Reproduce the records below in their entirety, character for character.
## BEGIN Input for this task
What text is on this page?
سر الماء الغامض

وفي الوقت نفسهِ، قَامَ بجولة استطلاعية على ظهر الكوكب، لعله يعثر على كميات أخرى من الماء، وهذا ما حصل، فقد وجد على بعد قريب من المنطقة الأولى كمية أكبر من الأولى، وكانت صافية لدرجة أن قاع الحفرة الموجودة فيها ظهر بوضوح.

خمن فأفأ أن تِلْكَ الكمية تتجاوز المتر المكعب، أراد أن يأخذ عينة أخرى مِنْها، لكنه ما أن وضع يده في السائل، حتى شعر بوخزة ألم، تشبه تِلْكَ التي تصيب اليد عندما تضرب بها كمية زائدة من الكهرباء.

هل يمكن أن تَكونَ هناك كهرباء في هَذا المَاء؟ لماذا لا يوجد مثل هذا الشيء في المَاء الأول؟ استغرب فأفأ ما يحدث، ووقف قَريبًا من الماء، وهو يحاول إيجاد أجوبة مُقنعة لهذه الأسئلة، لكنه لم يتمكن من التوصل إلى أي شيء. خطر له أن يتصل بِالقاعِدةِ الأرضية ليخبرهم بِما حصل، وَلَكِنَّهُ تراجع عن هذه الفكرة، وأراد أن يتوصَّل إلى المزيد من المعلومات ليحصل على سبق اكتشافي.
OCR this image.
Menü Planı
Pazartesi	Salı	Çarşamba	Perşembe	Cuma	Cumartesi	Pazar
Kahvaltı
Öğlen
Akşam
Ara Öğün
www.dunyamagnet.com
## END Input for this task
Exercise output =
What text is on this page?
سر الماء الغامض

وفي الوقت نفسهِ، قَامَ بجولة استطلاعية على ظهر الكوكب، لعله يعثر على كميات أخرى من الماء، وهذا ما حصل، فقد وجد على بعد قريب من المنطقة الأولى كمية أكبر من الأولى، وكانت صافية لدرجة أن قاع الحفرة الموجودة فيها ظهر بوضوح.

خمن فأفأ أن تِلْكَ الكمية تتجاوز المتر المكعب، أراد أن يأخذ عينة أخرى مِنْها، لكنه ما أن وضع يده في السائل، حتى شعر بوخزة ألم، تشبه تِلْكَ التي تصيب اليد عندما تضرب بها كمية زائدة من الكهرباء.

هل يمكن أن تَكونَ هناك كهرباء في هَذا المَاء؟ لماذا لا يوجد مثل هذا الشيء في المَاء الأول؟ استغرب فأفأ ما يحدث، ووقف قَريبًا من الماء، وهو يحاول إيجاد أجوبة مُقنعة لهذه الأسئلة، لكنه لم يتمكن من التوصل إلى أي شيء. خطر له أن يتصل بِالقاعِدةِ الأرضية ليخبرهم بِما حصل، وَلَكِنَّهُ تراجع عن هذه الفكرة، وأراد أن يتوصَّل إلى المزيد من المعلومات ليحصل على سبق اكتشافي.
OCR this image.
Menü Planı
Pazartesi	Salı	Çarşamba	Perşembe	Cuma	Cumartesi	Pazar
Kahvaltı
Öğlen
Akşam
Ara Öğün
www.dunyamagnet.com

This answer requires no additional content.